Stored entries

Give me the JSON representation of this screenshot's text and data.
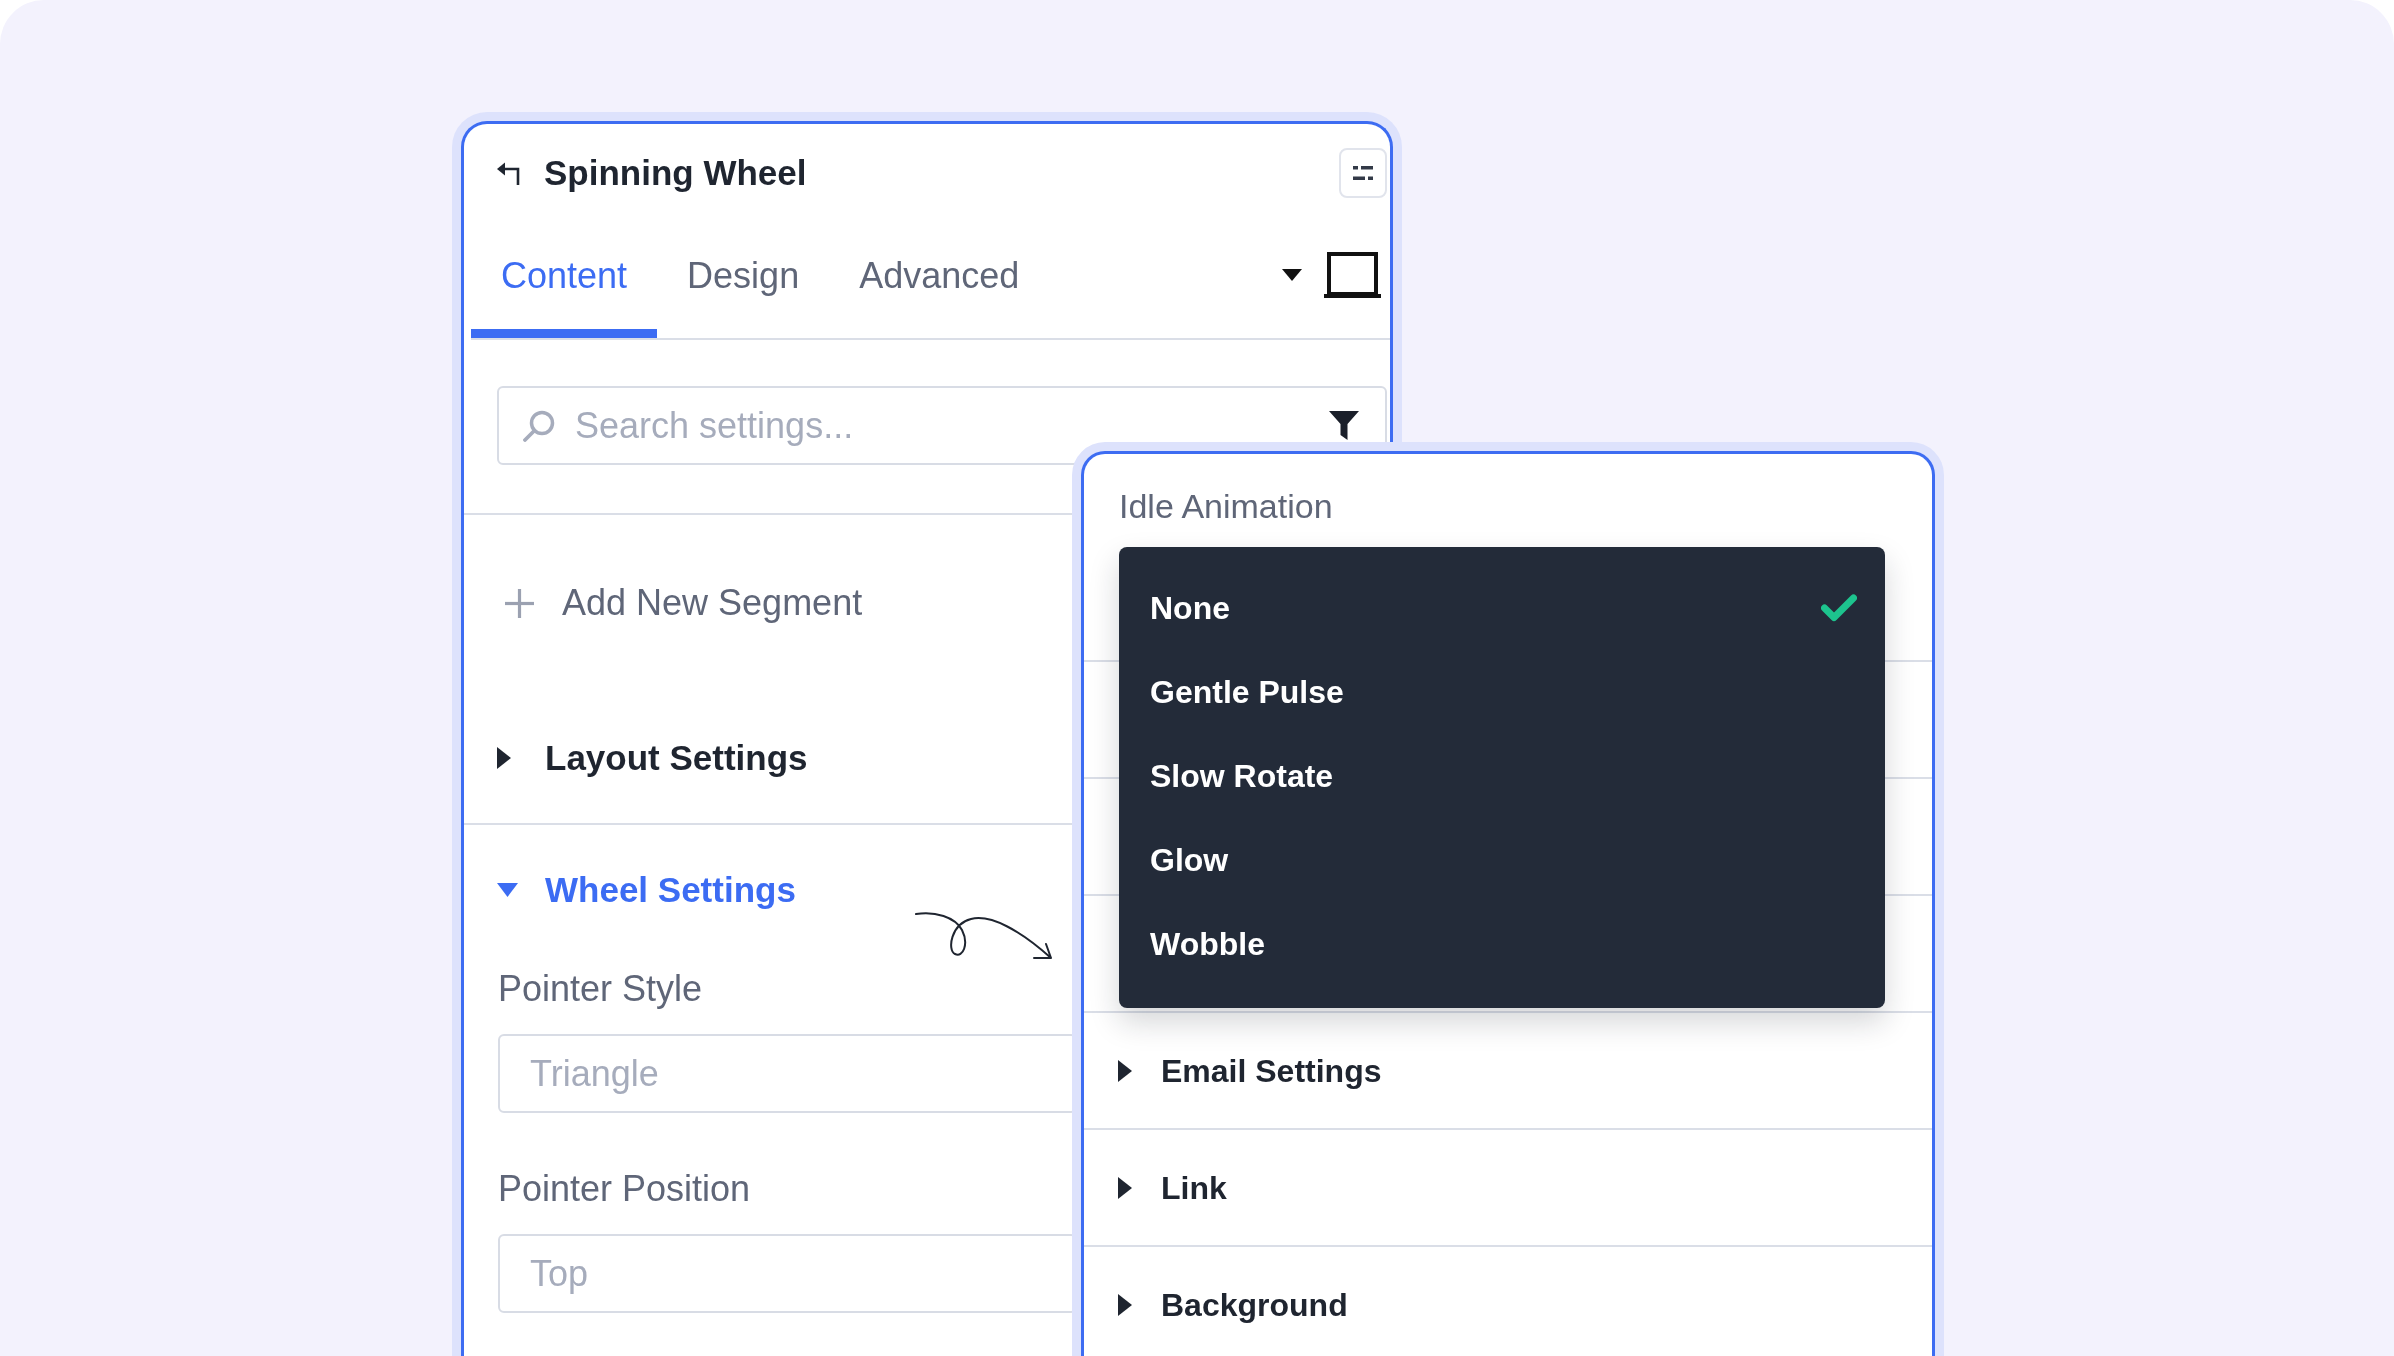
{
  "panel": {
    "title": "Spinning Wheel",
    "tabs": [
      {
        "label": "Content",
        "selected": true
      },
      {
        "label": "Design",
        "selected": false
      },
      {
        "label": "Advanced",
        "selected": false
      }
    ],
    "search": {
      "placeholder": "Search settings..."
    },
    "add_button": "Add New Segment",
    "sections": [
      {
        "title": "Layout Settings",
        "expanded": false
      },
      {
        "title": "Wheel Settings",
        "expanded": true,
        "fields": [
          {
            "label": "Pointer Style",
            "placeholder": "Triangle"
          },
          {
            "label": "Pointer Position",
            "placeholder": "Top"
          }
        ]
      }
    ]
  },
  "popup": {
    "label": "Idle Animation",
    "options": [
      {
        "label": "None",
        "selected": true
      },
      {
        "label": "Gentle Pulse",
        "selected": false
      },
      {
        "label": "Slow Rotate",
        "selected": false
      },
      {
        "label": "Glow",
        "selected": false
      },
      {
        "label": "Wobble",
        "selected": false
      }
    ],
    "sections": [
      {
        "title": "Email Settings",
        "expanded": false
      },
      {
        "title": "Link",
        "expanded": false
      },
      {
        "title": "Background",
        "expanded": false
      }
    ]
  }
}
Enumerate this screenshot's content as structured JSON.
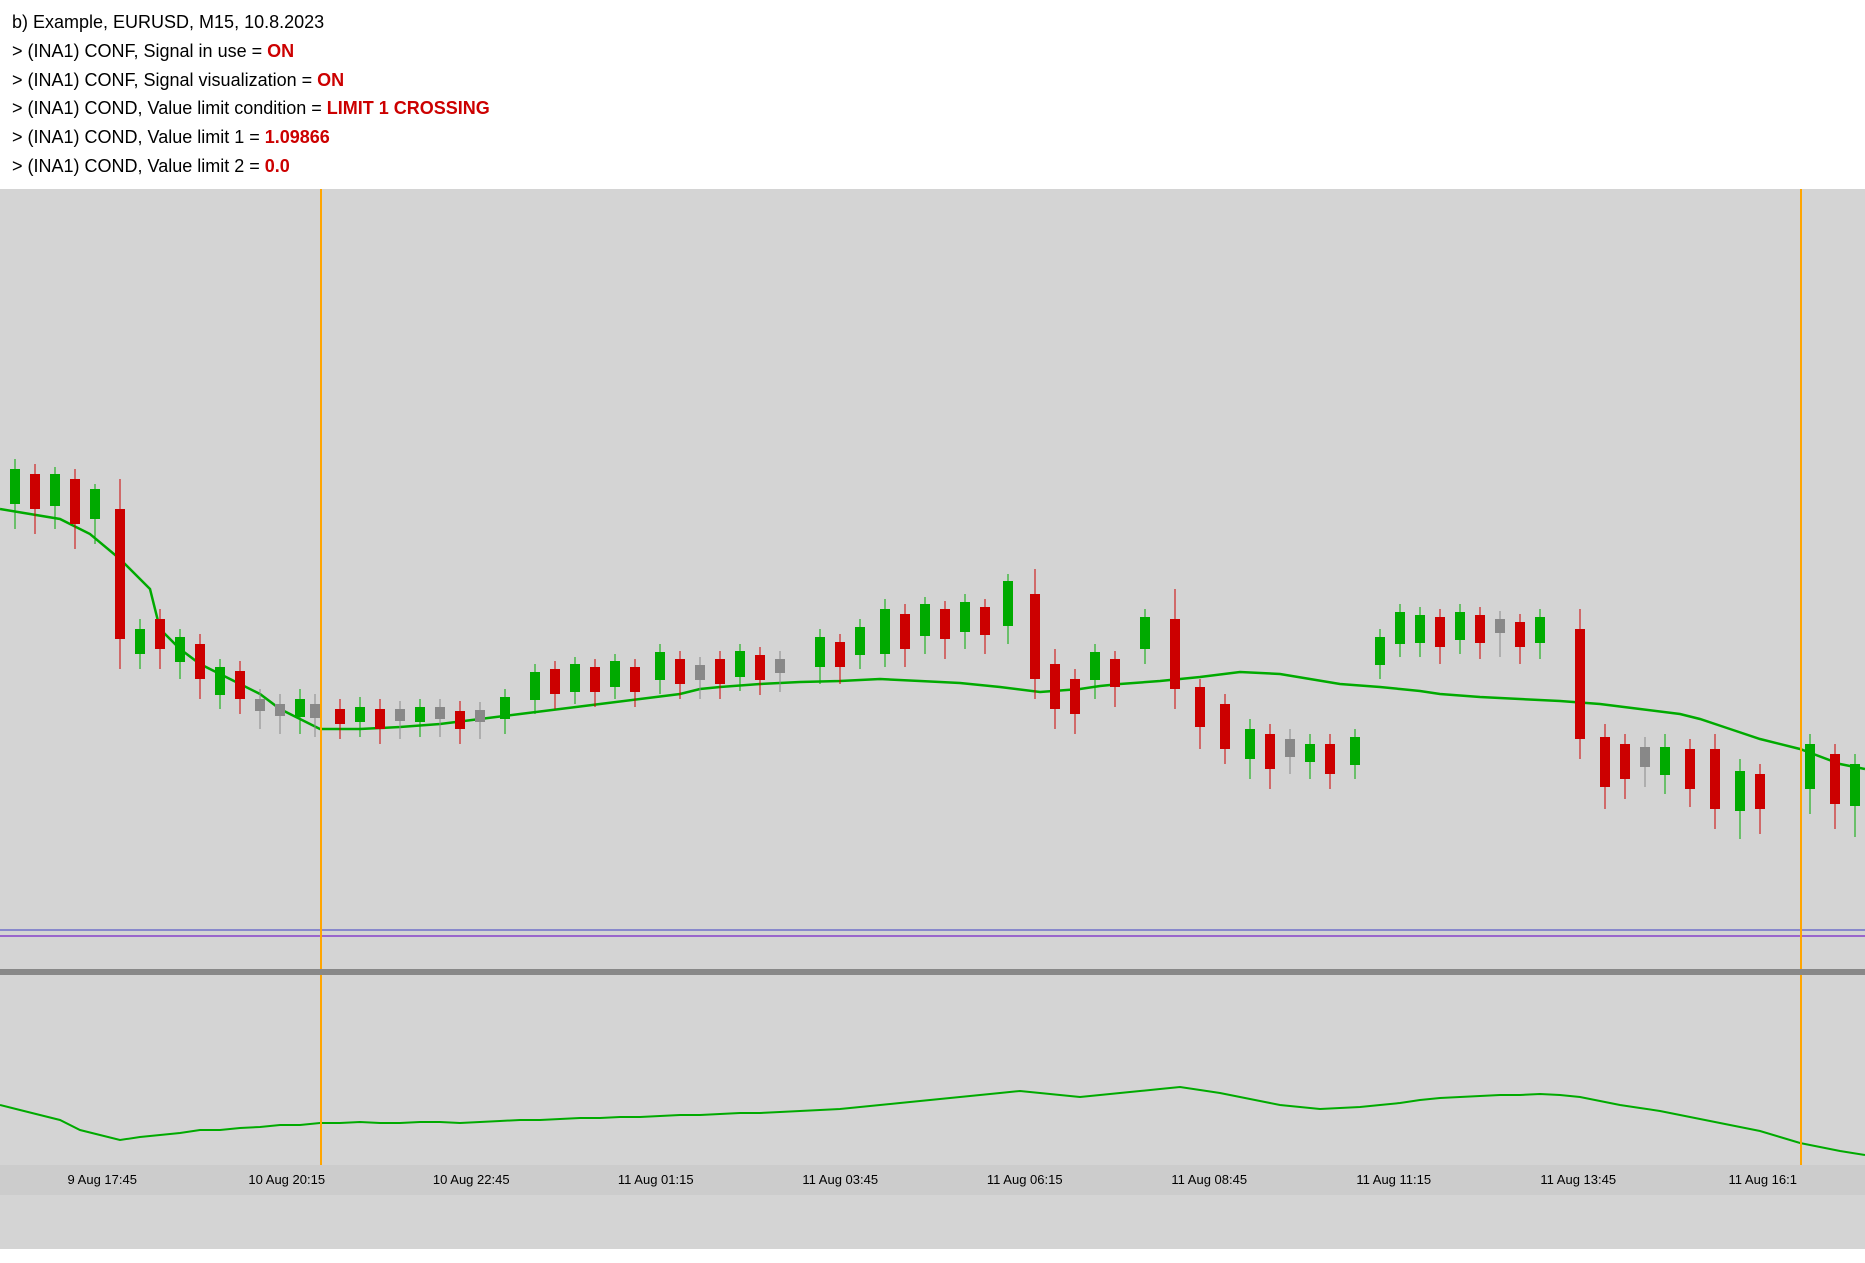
{
  "info": {
    "line1": "b) Example, EURUSD, M15, 10.8.2023",
    "line2_prefix": "> (INA1) CONF, Signal in use = ",
    "line2_value": "ON",
    "line3_prefix": "> (INA1) CONF, Signal visualization = ",
    "line3_value": "ON",
    "line4_prefix": "> (INA1) COND, Value limit condition = ",
    "line4_value": "LIMIT 1 CROSSING",
    "line5_prefix": "> (INA1) COND, Value limit 1 = ",
    "line5_value": "1.09866",
    "line6_prefix": "> (INA1) COND, Value limit 2 = ",
    "line6_value": "0.0"
  },
  "xaxis": {
    "labels": [
      "9 Aug 17:45",
      "10 Aug 20:15",
      "10 Aug 22:45",
      "11 Aug 01:15",
      "11 Aug 03:45",
      "11 Aug 06:15",
      "11 Aug 08:45",
      "11 Aug 11:15",
      "11 Aug 13:45",
      "11 Aug 16:1"
    ]
  },
  "colors": {
    "background": "#d4d4d4",
    "green_candle": "#00aa00",
    "red_candle": "#cc0000",
    "ma_line": "#00aa00",
    "orange_vline": "#FFA500",
    "purple_hline": "#9966cc",
    "separator": "#888888"
  }
}
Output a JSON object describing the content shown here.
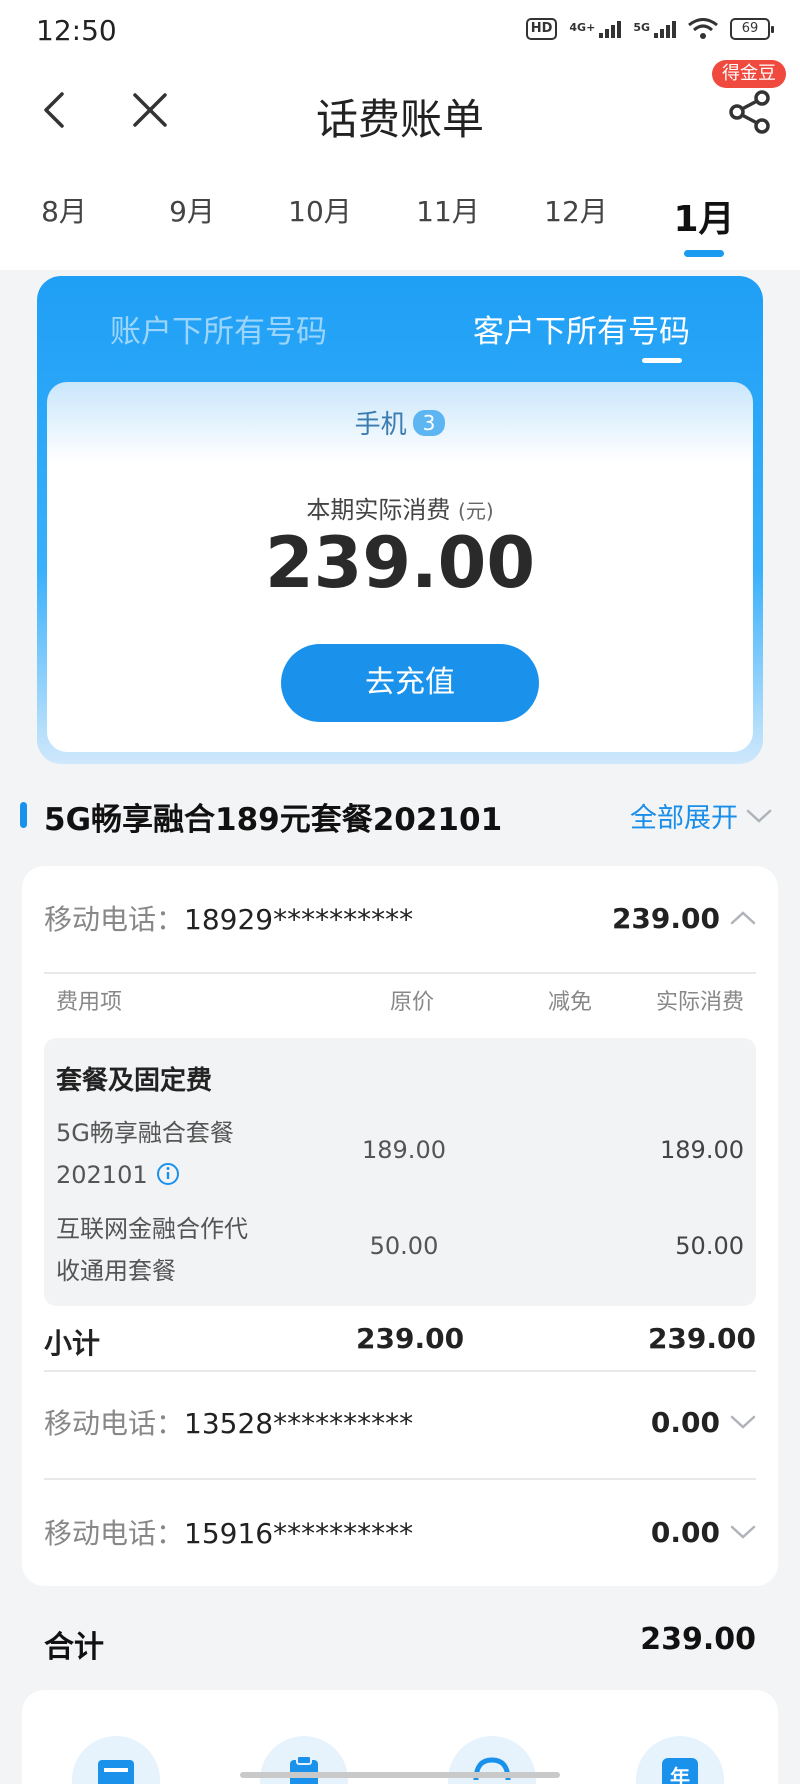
{
  "status_bar": {
    "time": "12:50",
    "hd": "HD",
    "net1": "4G+",
    "net2": "5G",
    "battery": "69"
  },
  "header": {
    "title": "话费账单",
    "badge": "得金豆"
  },
  "months": [
    "8月",
    "9月",
    "10月",
    "11月",
    "12月",
    "1月"
  ],
  "active_month_index": 5,
  "summary": {
    "tabs": [
      "账户下所有号码",
      "客户下所有号码"
    ],
    "active_tab_index": 1,
    "device_label": "手机",
    "device_count": "3",
    "amount_label": "本期实际消费",
    "amount_unit": "(元)",
    "amount": "239.00",
    "recharge_label": "去充值"
  },
  "plan": {
    "title": "5G畅享融合189元套餐202101",
    "expand_all": "全部展开"
  },
  "lines": [
    {
      "label": "移动电话：",
      "number": "18929**********",
      "amount": "239.00",
      "expanded": true
    },
    {
      "label": "移动电话：",
      "number": "13528**********",
      "amount": "0.00",
      "expanded": false
    },
    {
      "label": "移动电话：",
      "number": "15916**********",
      "amount": "0.00",
      "expanded": false
    }
  ],
  "columns": {
    "item": "费用项",
    "original": "原价",
    "discount": "减免",
    "actual": "实际消费"
  },
  "detail": {
    "category": "套餐及固定费",
    "items": [
      {
        "name_line1": "5G畅享融合套餐",
        "name_line2": "202101",
        "original": "189.00",
        "actual": "189.00"
      },
      {
        "name_line1": "互联网金融合作代",
        "name_line2": "收通用套餐",
        "original": "50.00",
        "actual": "50.00"
      }
    ]
  },
  "subtotal": {
    "label": "小计",
    "original": "239.00",
    "actual": "239.00"
  },
  "total": {
    "label": "合计",
    "amount": "239.00"
  },
  "quick_actions": {
    "icon_names": [
      "bill-icon",
      "clipboard-icon",
      "service-icon",
      "annual-icon"
    ],
    "annual_text": "年"
  },
  "colors": {
    "accent": "#1a92ec",
    "badge": "#f0493e",
    "card_gradient_top": "#1f9ff5"
  }
}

REQUIRED WORK:
Return all the entries word for word, but omit any pictures they contain.

OUTPUT:
Give me the JSON representation of this screenshot's text and data.
{
  "panel": {
    "title": "Spinning Wheel",
    "tabs": [
      {
        "label": "Content",
        "selected": true
      },
      {
        "label": "Design",
        "selected": false
      },
      {
        "label": "Advanced",
        "selected": false
      }
    ],
    "search": {
      "placeholder": "Search settings..."
    },
    "add_button": "Add New Segment",
    "sections": [
      {
        "title": "Layout Settings",
        "expanded": false
      },
      {
        "title": "Wheel Settings",
        "expanded": true,
        "fields": [
          {
            "label": "Pointer Style",
            "placeholder": "Triangle"
          },
          {
            "label": "Pointer Position",
            "placeholder": "Top"
          }
        ]
      }
    ]
  },
  "popup": {
    "label": "Idle Animation",
    "options": [
      {
        "label": "None",
        "selected": true
      },
      {
        "label": "Gentle Pulse",
        "selected": false
      },
      {
        "label": "Slow Rotate",
        "selected": false
      },
      {
        "label": "Glow",
        "selected": false
      },
      {
        "label": "Wobble",
        "selected": false
      }
    ],
    "sections": [
      {
        "title": "Email Settings",
        "expanded": false
      },
      {
        "title": "Link",
        "expanded": false
      },
      {
        "title": "Background",
        "expanded": false
      }
    ]
  }
}
Enumerate this screenshot's content as structured JSON.
{
  "info": {
    "line1": "b) Example, EURUSD, M15, 10.8.2023",
    "line2_prefix": "> (INA1) CONF, Signal in use = ",
    "line2_value": "ON",
    "line3_prefix": "> (INA1) CONF, Signal visualization = ",
    "line3_value": "ON",
    "line4_prefix": "> (INA1) COND, Value limit condition = ",
    "line4_value": "LIMIT 1 CROSSING",
    "line5_prefix": "> (INA1) COND, Value limit 1 = ",
    "line5_value": "1.09866",
    "line6_prefix": "> (INA1) COND, Value limit 2 = ",
    "line6_value": "0.0"
  },
  "xaxis": {
    "labels": [
      "9 Aug 17:45",
      "10 Aug 20:15",
      "10 Aug 22:45",
      "11 Aug 01:15",
      "11 Aug 03:45",
      "11 Aug 06:15",
      "11 Aug 08:45",
      "11 Aug 11:15",
      "11 Aug 13:45",
      "11 Aug 16:1"
    ]
  },
  "colors": {
    "background": "#d4d4d4",
    "green_candle": "#00aa00",
    "red_candle": "#cc0000",
    "ma_line": "#00aa00",
    "orange_vline": "#FFA500",
    "purple_hline": "#9966cc",
    "separator": "#888888"
  }
}
Output a JSON object describing the content shown here.
{
  "status_bar": {
    "time": "12:50",
    "hd": "HD",
    "net1": "4G+",
    "net2": "5G",
    "battery": "69"
  },
  "header": {
    "title": "话费账单",
    "badge": "得金豆"
  },
  "months": [
    "8月",
    "9月",
    "10月",
    "11月",
    "12月",
    "1月"
  ],
  "active_month_index": 5,
  "summary": {
    "tabs": [
      "账户下所有号码",
      "客户下所有号码"
    ],
    "active_tab_index": 1,
    "device_label": "手机",
    "device_count": "3",
    "amount_label": "本期实际消费",
    "amount_unit": "(元)",
    "amount": "239.00",
    "recharge_label": "去充值"
  },
  "plan": {
    "title": "5G畅享融合189元套餐202101",
    "expand_all": "全部展开"
  },
  "lines": [
    {
      "label": "移动电话：",
      "number": "18929**********",
      "amount": "239.00",
      "expanded": true
    },
    {
      "label": "移动电话：",
      "number": "13528**********",
      "amount": "0.00",
      "expanded": false
    },
    {
      "label": "移动电话：",
      "number": "15916**********",
      "amount": "0.00",
      "expanded": false
    }
  ],
  "columns": {
    "item": "费用项",
    "original": "原价",
    "discount": "减免",
    "actual": "实际消费"
  },
  "detail": {
    "category": "套餐及固定费",
    "items": [
      {
        "name_line1": "5G畅享融合套餐",
        "name_line2": "202101",
        "original": "189.00",
        "actual": "189.00"
      },
      {
        "name_line1": "互联网金融合作代",
        "name_line2": "收通用套餐",
        "original": "50.00",
        "actual": "50.00"
      }
    ]
  },
  "subtotal": {
    "label": "小计",
    "original": "239.00",
    "actual": "239.00"
  },
  "total": {
    "label": "合计",
    "amount": "239.00"
  },
  "quick_actions": {
    "icon_names": [
      "bill-icon",
      "clipboard-icon",
      "service-icon",
      "annual-icon"
    ],
    "annual_text": "年"
  },
  "colors": {
    "accent": "#1a92ec",
    "badge": "#f0493e",
    "card_gradient_top": "#1f9ff5"
  }
}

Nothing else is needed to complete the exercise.